JOB 1
Copy out the lines of the listing from the line with "chip-all[interactable]: Alle —" to the line with "puzzle-icon[interactable]: ⧉ —", including both of those lines.

EXCERPT TO READ
════════════════

# Activity 7: Reading Tabular Data from a Web Page and Creating DataFrames

1. Open the page in a separate Chrome/Firefox tab and use something like an Inspect Element tool to view the source HTML and understand its structure 
2. Read the page using bs4 
3. Find the table structure you will need to deal with (how many tables there are?) 
4. Find the right table using bs4 
5. Separate the source names and their corresponding data 
6. Get the source names from the list of sources you have created 
7. Separate the header and data from the data that you separated before for the first source only, and then create a DataFrame using that 
8. Repeat the last task for the other two data sources




In [136]:
from bs4 import BeautifulSoup 
import requests
import pandas as pd
import lxml


1. Open the page in a separate Chrome/Firefox tab and use something like an Inspect Element tool to view the source HTML and understand its structure 

In [124]:
url = "https://en.wikipedia.org/wiki/List_of_countries_by_GDP_(nominal)"
r = requests.get(url)
# Using r.content or r.text generates FileNotFoundError: [Errno 2] No such file or directory: b'\n<!DOCTYPE html>..

════════════════

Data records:
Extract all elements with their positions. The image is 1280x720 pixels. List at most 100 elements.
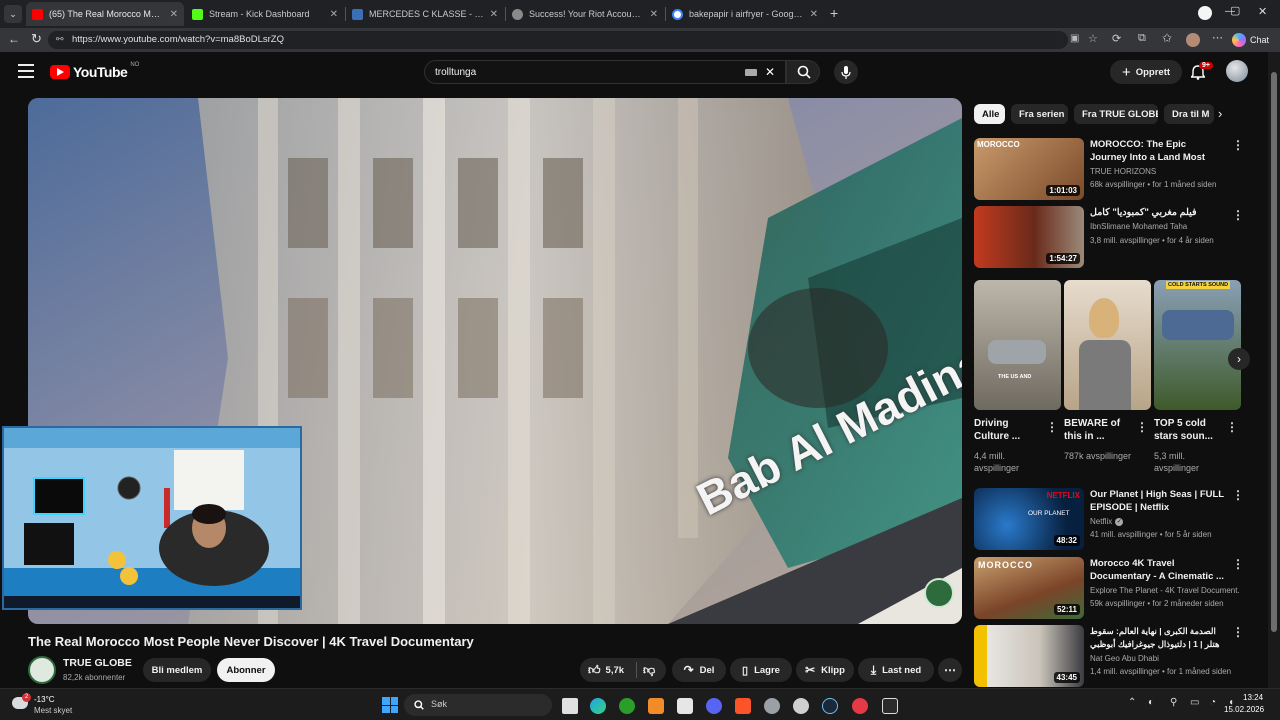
chip-all[interactable]: Alle — [974, 104, 1005, 124]
reader-mode-icon[interactable]: ▣ — [1070, 33, 1079, 44]
weather-widget[interactable]: 2 -13°C Mest skyet — [10, 693, 90, 717]
puzzle-icon[interactable]: ⧉ — [1138, 32, 1146, 45]
video-title[interactable]: الصدمة الكبرى | نهاية العالم: سقوط هتلر … — [1090, 625, 1224, 651]
store-icon[interactable] — [677, 698, 693, 714]
search-input[interactable]: trolltunga — [435, 67, 476, 78]
channel-name[interactable]: Nat Geo Abu Dhabi — [1090, 654, 1240, 663]
microphone-icon[interactable]: ⚲ — [1170, 697, 1177, 708]
video-thumbnail[interactable]: 43:45 — [974, 625, 1084, 687]
join-button[interactable]: Bli medlem — [143, 658, 211, 682]
more-vert-icon[interactable]: ⋮ — [1232, 138, 1244, 152]
discord-icon[interactable] — [706, 698, 722, 714]
channel-name[interactable]: TRUE HORIZONS — [1090, 167, 1240, 176]
clock-date[interactable]: 15.02.2026 — [1224, 705, 1264, 714]
task-view-icon[interactable] — [562, 698, 578, 714]
wifi-icon[interactable]: ◔ — [1210, 697, 1216, 708]
close-icon[interactable]: ✕ — [650, 9, 658, 20]
reload-icon[interactable]: ↻ — [31, 31, 42, 47]
copilot-chat-button[interactable]: Chat — [1232, 31, 1269, 49]
more-vert-icon[interactable]: ⋮ — [1232, 625, 1244, 639]
chevron-up-icon[interactable]: ⌃ — [1128, 697, 1136, 708]
video-title[interactable]: فيلم مغربي "كمبوديا" كامل — [1090, 206, 1224, 220]
video-thumbnail[interactable]: NETFLIX OUR PLANET 48:32 — [974, 488, 1084, 550]
epic-games-icon[interactable] — [882, 698, 898, 714]
close-icon[interactable]: ✕ — [810, 9, 818, 20]
tab-google[interactable]: bakepapir i airfryer - Google Search ✕ — [666, 2, 824, 26]
search-box[interactable]: trolltunga ✕ — [424, 60, 786, 84]
voice-search-button[interactable] — [834, 60, 858, 84]
tab-youtube[interactable]: (65) The Real Morocco Most People Never … — [26, 2, 184, 26]
scrollbar-thumb[interactable] — [1271, 72, 1277, 632]
keyboard-icon[interactable] — [745, 69, 757, 76]
brave-icon[interactable] — [735, 698, 751, 714]
chip-related[interactable]: Dra til M — [1164, 104, 1214, 124]
profile-avatar[interactable] — [1198, 6, 1212, 20]
maximize-button[interactable]: ▢ — [1230, 4, 1240, 17]
steam-icon[interactable] — [822, 698, 838, 714]
profile-avatar-small[interactable] — [1186, 33, 1200, 47]
xbox-icon[interactable] — [619, 698, 635, 714]
new-tab-button[interactable]: + — [830, 5, 838, 21]
more-vert-icon[interactable]: ⋮ — [1046, 420, 1058, 434]
clear-search-icon[interactable]: ✕ — [765, 65, 775, 79]
app-icon[interactable] — [852, 698, 868, 714]
short-thumbnail[interactable]: THE US AND — [974, 280, 1061, 410]
short-title[interactable]: Driving Culture ... — [974, 417, 1044, 445]
more-vert-icon[interactable]: ⋮ — [1136, 420, 1148, 434]
subscribe-button[interactable]: Abonner — [217, 658, 275, 682]
short-thumbnail[interactable]: COLD STARTS SOUND — [1154, 280, 1241, 410]
account-avatar[interactable] — [1226, 60, 1248, 82]
video-thumbnail[interactable]: MOROCCO 1:01:03 — [974, 138, 1084, 200]
youtube-logo[interactable]: YouTube NO — [50, 62, 139, 80]
more-vert-icon[interactable]: ⋮ — [1232, 488, 1244, 502]
chip-from-series[interactable]: Fra serien — [1011, 104, 1068, 124]
clip-button[interactable]: ✂ Klipp — [796, 658, 854, 682]
display-icon[interactable]: ▭ — [1190, 697, 1199, 708]
short-title[interactable]: TOP 5 cold stars soun... — [1154, 417, 1224, 445]
dislike-button[interactable]: 👎︎ — [643, 663, 655, 678]
chip-from-channel[interactable]: Fra TRUE GLOBE — [1074, 104, 1158, 124]
more-vert-icon[interactable]: ⋮ — [1232, 557, 1244, 571]
search-button[interactable] — [786, 60, 820, 84]
short-thumbnail[interactable] — [1064, 280, 1151, 410]
settings-gear-icon[interactable] — [764, 698, 780, 714]
address-bar[interactable]: ⚯ https://www.youtube.com/watch?v=ma8BoD… — [48, 31, 1098, 49]
app-icon[interactable] — [793, 698, 809, 714]
favorite-star-icon[interactable]: ☆ — [1088, 32, 1098, 45]
tab-list-button[interactable]: ⌄ — [4, 5, 22, 23]
like-button[interactable]: 👍︎ 5,7k — [588, 663, 624, 678]
video-title[interactable]: Morocco 4K Travel Documentary - A Cinema… — [1090, 557, 1224, 583]
chevron-right-icon[interactable]: › — [1218, 106, 1222, 121]
more-vert-icon[interactable]: ⋮ — [1232, 208, 1244, 222]
save-button[interactable]: ▯ Lagre — [730, 658, 792, 682]
edge-browser-icon[interactable] — [590, 698, 606, 714]
tab-kick[interactable]: Stream - Kick Dashboard ✕ — [186, 2, 344, 26]
video-title[interactable]: MOROCCO: The Epic Journey Into a Land Mo… — [1090, 138, 1224, 164]
notifications-button[interactable]: 9+ — [1188, 62, 1213, 84]
channel-name[interactable]: Explore The Planet - 4K Travel Document.… — [1090, 586, 1240, 595]
share-button[interactable]: ↷ Del — [672, 658, 726, 682]
favorites-icon[interactable]: ✩ — [1162, 31, 1172, 45]
tab-riot[interactable]: Success! Your Riot Account is now... ✕ — [506, 2, 664, 26]
clock-time[interactable]: 13:24 — [1243, 693, 1263, 702]
download-button[interactable]: ⤓ Last ned — [858, 658, 934, 682]
channel-name[interactable]: IbnSlimane Mohamed Taha — [1090, 222, 1240, 231]
page-scrollbar[interactable] — [1268, 52, 1280, 688]
close-icon[interactable]: ✕ — [170, 9, 178, 20]
channel-avatar[interactable] — [28, 656, 56, 684]
more-menu-icon[interactable]: ⋯ — [1212, 31, 1223, 44]
app-icon[interactable] — [648, 698, 664, 714]
video-title[interactable]: Our Planet | High Seas | FULL EPISODE | … — [1090, 488, 1224, 514]
windows-start-button[interactable] — [382, 697, 398, 713]
video-thumbnail[interactable]: MOROCCO 52:11 — [974, 557, 1084, 619]
close-icon[interactable]: ✕ — [330, 9, 338, 20]
site-info-icon[interactable]: ⚯ — [56, 34, 64, 45]
extensions-icon[interactable]: ⟳ — [1112, 32, 1121, 45]
back-arrow-icon[interactable]: ← — [8, 32, 20, 46]
short-title[interactable]: BEWARE of this in ... — [1064, 417, 1134, 445]
more-actions-button[interactable]: ⋯ — [938, 658, 962, 682]
more-vert-icon[interactable]: ⋮ — [1226, 420, 1238, 434]
network-icon[interactable]: ◐ — [1148, 697, 1154, 708]
channel-name[interactable]: Netflix — [1090, 517, 1112, 526]
taskbar-search-box[interactable]: Søk — [404, 694, 552, 716]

════════════════

JOB 2
Pick up the activity on reading tabular data from a web page into DataFrames right after its last line, and write what comes next.

EXERCISE ANSWER 1
chip-all[interactable]: Alle — [974, 104, 1005, 124]
reader-mode-icon[interactable]: ▣ — [1070, 33, 1079, 44]
weather-widget[interactable]: 2 -13°C Mest skyet — [10, 693, 90, 717]
puzzle-icon[interactable]: ⧉ — [1138, 32, 1146, 45]

EXERCISE ANSWER 2
wikipedia_Data = r.content 
wikipedia_Data = "List of countries by GDP (nominal) - Wikipedia.htm"


2. Read the page using bs4 

In [125]:
with open(wikipedia_Data, "r",encoding="utf-8") as fd:
    soup = BeautifulSoup(fd)
fd.close()

3. Find the table structure you will need to deal with (how many tables there are?) 

In [126]:
# The table structure in HTML is as follows:
#<table>
#  <tr>
#    <td>Cell A</td>
#    <td>Cell B</td>
#  </tr>
#</table>
# We'll be looking at the <td> tags. These tags will be the source of data

all_tables = soup.find_all("table")
print("Total number of tables are {} ".format(len(all_tables)))


Total number of tables are 9 


4. Find the right table using bs4 

In [127]:
# Tabless are in 'table' tag
data_table = soup.find("table", {"class": '"wikitable"|}'})
print(type(data_table))


<class 'bs4.element.Tag'>


5. Separate the source names and their corresponding data 

In [128]:
sources = data_table.tbody.findAll('tr', recursive=False)[0]
sources_list = [td for td in sources.findAll('td')]


print("there are {} sources".format(len(sources_list)))

there are 3 sources


In [129]:
data = data_table.tbody.findAll('tr', recursive=False)[1].findAll('td', recursive=False)

In [130]:
data_tables = []
for td in data:
    data_tables.append(td.findAll('table'))
    
len(data_tables)

3

6. Get the source names from the list of sources you have created 

In [None]:
source_names = [source.findAll('a')[0].getText() for source in sources_list]
print(source_names)

7. Separate the header and data from the data that you separated before for the first source only, and then create a DataFrame using that 

In [None]:
header1 = [th.getText().strip() for th in data_tables[0][0].findAll('thead')[0].findAll('th')]
print(header1)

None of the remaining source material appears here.